*Written exercise:* Say how many lines contain the string "электронного". Give no other output.

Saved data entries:
^^^^^^^^
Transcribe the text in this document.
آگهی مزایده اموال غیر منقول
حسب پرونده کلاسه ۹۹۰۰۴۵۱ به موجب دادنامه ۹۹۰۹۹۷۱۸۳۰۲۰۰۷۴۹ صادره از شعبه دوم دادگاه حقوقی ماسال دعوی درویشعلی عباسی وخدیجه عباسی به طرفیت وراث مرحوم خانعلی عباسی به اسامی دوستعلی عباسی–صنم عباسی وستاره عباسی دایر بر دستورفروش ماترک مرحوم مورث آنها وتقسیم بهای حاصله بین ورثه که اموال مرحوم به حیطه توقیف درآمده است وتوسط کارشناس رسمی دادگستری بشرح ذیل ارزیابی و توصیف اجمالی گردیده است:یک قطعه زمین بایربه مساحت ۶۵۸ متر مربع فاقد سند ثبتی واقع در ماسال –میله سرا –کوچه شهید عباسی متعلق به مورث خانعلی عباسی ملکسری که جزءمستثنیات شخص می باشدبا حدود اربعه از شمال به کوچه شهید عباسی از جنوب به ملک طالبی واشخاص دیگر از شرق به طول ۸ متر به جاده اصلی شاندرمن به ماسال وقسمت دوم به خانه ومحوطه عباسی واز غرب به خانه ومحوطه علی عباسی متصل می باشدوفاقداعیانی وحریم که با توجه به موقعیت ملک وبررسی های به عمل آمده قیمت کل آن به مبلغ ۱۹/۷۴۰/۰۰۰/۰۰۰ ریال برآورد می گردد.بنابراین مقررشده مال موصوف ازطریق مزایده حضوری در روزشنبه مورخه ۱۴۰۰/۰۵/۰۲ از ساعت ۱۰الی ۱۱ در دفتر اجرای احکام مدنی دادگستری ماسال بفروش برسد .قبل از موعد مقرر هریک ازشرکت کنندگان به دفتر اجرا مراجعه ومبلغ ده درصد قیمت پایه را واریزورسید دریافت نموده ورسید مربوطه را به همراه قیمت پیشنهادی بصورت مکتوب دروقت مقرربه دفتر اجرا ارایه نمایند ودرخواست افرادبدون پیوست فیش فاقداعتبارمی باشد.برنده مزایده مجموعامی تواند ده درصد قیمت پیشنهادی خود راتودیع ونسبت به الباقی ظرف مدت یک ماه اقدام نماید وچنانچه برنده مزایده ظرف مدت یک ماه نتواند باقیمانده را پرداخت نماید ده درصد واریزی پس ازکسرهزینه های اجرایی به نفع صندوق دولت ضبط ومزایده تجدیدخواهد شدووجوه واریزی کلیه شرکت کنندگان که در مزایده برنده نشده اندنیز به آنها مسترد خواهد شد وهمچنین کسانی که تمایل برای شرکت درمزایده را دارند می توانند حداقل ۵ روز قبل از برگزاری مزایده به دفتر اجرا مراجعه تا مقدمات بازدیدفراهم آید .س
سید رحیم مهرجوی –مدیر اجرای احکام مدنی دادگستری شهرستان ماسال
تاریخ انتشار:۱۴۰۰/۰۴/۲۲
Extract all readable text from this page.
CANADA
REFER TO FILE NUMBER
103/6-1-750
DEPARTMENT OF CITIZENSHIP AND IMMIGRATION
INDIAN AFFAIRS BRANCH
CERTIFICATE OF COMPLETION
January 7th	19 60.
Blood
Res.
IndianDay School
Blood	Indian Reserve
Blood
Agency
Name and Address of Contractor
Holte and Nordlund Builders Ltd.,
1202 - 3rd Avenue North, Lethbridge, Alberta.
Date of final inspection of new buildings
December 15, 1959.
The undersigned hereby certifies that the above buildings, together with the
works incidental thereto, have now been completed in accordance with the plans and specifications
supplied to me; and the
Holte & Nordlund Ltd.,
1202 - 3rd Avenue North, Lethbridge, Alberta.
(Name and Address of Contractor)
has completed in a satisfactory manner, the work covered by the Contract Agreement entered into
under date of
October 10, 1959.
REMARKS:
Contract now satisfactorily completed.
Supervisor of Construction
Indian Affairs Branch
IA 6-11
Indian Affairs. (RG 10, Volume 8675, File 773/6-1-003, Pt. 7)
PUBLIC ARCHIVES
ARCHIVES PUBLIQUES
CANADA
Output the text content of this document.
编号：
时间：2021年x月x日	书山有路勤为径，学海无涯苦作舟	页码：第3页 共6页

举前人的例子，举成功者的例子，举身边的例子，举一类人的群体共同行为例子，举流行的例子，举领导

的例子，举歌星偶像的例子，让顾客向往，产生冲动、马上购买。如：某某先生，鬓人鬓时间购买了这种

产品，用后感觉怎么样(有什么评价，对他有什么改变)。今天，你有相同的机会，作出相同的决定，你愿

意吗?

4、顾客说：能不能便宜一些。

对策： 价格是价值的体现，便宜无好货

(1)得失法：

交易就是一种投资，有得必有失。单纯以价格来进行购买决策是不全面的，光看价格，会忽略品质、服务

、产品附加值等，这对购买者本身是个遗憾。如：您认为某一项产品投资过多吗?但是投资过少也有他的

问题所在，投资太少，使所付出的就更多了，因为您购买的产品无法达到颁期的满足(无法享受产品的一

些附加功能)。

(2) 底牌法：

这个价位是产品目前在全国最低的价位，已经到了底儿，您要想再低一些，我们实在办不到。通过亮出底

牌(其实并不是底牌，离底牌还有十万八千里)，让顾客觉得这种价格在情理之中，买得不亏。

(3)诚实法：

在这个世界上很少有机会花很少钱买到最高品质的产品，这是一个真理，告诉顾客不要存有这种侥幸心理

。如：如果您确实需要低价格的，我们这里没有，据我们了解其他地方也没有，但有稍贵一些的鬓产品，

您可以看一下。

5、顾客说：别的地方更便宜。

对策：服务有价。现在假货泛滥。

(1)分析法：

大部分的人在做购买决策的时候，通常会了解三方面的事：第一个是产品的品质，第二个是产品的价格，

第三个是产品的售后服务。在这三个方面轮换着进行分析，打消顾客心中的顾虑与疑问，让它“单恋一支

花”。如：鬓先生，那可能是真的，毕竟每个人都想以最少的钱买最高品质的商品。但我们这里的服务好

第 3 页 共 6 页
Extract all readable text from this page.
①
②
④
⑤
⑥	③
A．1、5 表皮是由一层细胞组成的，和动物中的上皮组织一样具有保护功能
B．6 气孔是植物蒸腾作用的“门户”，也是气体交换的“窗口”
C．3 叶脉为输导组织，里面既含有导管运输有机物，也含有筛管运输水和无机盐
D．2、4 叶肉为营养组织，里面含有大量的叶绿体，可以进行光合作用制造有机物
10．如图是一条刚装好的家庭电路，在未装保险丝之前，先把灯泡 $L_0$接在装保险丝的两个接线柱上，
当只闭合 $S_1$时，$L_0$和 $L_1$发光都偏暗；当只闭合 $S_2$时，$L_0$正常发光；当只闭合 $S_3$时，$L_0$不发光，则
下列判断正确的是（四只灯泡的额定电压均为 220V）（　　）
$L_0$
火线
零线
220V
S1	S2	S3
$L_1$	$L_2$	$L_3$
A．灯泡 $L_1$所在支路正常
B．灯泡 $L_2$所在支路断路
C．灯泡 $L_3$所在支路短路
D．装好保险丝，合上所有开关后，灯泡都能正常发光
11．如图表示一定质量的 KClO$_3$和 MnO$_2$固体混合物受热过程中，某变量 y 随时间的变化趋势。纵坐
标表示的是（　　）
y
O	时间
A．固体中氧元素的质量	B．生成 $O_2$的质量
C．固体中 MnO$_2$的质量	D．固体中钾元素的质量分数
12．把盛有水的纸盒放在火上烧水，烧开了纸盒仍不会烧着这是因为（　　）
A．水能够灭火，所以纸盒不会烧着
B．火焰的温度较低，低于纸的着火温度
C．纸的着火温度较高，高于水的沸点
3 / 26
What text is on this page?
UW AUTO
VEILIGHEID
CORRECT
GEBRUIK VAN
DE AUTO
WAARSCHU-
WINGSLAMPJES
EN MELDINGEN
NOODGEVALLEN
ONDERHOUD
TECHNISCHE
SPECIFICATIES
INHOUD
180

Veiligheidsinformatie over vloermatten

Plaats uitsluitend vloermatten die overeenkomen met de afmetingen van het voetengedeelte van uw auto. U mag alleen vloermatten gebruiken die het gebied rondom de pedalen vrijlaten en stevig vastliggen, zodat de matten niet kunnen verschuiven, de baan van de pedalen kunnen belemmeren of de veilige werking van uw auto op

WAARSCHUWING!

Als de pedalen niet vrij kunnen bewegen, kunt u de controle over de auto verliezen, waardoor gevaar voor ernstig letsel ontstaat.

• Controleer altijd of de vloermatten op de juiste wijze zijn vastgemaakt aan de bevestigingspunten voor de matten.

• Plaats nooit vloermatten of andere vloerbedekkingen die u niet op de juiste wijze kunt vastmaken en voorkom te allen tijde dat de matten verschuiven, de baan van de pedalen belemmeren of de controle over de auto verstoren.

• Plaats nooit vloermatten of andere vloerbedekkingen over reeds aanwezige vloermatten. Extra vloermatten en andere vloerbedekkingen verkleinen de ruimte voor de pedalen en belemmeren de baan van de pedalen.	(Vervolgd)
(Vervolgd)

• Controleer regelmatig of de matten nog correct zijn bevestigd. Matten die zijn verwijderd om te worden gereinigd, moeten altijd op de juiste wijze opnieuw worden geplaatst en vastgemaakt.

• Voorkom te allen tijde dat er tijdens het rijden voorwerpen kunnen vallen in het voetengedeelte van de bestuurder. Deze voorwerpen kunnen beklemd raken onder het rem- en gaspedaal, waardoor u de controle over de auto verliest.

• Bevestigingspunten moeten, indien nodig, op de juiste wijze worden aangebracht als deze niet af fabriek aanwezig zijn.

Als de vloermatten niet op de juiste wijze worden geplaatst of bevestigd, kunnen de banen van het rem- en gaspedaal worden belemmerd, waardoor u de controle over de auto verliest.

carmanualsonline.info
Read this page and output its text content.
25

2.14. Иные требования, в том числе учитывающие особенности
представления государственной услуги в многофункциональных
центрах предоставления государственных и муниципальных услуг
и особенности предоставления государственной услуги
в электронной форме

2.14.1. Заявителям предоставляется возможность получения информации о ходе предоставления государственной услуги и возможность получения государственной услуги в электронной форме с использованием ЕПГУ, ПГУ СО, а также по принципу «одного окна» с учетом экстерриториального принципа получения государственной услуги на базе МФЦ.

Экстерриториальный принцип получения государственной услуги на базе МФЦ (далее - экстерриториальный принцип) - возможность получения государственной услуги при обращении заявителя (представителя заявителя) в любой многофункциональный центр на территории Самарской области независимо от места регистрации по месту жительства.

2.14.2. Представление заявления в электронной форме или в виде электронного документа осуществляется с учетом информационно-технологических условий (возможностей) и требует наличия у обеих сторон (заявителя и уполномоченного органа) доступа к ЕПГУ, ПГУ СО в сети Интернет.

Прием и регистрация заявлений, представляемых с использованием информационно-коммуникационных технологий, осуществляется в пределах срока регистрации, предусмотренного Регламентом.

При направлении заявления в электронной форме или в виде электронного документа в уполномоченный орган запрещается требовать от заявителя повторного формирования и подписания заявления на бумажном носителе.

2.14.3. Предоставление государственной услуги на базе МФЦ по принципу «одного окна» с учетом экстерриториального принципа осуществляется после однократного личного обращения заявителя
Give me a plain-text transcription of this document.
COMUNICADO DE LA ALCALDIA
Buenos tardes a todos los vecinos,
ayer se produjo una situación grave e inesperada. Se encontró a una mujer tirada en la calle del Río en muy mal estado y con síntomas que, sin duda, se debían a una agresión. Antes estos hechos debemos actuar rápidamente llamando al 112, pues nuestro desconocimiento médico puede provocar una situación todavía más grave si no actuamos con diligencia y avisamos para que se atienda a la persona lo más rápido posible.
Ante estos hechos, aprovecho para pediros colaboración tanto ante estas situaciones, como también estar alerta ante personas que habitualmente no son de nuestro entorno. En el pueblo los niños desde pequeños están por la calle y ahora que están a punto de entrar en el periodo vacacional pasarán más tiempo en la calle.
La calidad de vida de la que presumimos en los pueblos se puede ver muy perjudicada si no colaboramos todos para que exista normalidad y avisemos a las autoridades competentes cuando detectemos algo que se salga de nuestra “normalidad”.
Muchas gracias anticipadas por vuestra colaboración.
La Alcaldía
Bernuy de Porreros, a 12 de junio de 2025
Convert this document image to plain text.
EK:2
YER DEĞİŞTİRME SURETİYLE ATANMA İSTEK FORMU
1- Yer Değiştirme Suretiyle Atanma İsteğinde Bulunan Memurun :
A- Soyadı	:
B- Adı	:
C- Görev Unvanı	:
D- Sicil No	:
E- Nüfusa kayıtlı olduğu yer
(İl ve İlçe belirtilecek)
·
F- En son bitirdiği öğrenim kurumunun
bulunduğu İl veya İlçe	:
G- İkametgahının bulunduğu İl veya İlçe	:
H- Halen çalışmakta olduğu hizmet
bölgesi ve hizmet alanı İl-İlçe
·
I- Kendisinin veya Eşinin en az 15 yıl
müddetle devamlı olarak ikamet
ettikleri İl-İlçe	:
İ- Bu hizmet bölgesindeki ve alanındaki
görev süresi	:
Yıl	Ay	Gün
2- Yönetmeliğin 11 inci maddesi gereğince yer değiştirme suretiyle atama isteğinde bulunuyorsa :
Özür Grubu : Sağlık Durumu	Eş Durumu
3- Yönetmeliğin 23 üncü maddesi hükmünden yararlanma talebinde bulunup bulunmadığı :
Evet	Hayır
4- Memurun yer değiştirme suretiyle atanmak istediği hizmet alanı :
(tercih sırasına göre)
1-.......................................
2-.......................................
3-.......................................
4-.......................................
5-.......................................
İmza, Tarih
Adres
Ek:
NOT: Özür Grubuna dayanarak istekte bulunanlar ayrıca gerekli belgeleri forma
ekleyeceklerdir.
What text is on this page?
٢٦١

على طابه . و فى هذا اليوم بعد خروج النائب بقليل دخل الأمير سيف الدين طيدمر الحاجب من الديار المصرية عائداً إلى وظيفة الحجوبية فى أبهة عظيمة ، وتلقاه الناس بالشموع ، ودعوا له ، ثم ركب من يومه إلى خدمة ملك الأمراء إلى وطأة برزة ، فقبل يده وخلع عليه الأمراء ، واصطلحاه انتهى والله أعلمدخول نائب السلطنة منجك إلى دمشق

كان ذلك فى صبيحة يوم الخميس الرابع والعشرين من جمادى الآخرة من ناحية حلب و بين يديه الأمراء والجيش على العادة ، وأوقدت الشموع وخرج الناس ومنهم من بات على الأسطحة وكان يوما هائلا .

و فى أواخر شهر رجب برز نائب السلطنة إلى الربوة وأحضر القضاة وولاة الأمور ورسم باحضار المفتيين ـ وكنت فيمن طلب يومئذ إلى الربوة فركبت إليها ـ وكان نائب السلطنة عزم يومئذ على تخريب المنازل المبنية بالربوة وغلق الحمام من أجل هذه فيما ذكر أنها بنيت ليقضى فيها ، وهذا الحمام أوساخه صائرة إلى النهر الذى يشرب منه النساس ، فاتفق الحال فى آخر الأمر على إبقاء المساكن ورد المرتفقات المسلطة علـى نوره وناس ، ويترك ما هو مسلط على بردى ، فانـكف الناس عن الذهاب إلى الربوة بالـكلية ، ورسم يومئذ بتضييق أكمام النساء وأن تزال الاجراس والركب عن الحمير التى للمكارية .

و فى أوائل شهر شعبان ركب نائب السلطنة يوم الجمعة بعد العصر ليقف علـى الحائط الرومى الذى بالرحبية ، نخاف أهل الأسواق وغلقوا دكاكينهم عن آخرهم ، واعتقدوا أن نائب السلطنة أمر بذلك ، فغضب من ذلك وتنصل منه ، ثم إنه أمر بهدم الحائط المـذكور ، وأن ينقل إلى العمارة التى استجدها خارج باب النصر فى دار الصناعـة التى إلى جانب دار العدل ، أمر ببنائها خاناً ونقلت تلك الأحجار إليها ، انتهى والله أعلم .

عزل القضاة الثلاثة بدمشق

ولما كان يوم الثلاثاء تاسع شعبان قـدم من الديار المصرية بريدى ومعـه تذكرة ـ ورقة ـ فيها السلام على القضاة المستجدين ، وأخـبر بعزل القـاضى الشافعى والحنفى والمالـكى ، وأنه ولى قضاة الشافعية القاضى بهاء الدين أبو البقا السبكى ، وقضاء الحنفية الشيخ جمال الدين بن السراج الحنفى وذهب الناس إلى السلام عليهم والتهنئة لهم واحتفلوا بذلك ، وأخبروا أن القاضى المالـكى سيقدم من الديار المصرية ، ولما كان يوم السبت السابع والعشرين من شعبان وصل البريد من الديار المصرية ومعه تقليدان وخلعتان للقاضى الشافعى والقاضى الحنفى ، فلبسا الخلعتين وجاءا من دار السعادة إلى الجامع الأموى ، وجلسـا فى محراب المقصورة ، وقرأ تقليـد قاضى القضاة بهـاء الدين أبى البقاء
^^^^^^^^
*Correct response:* 2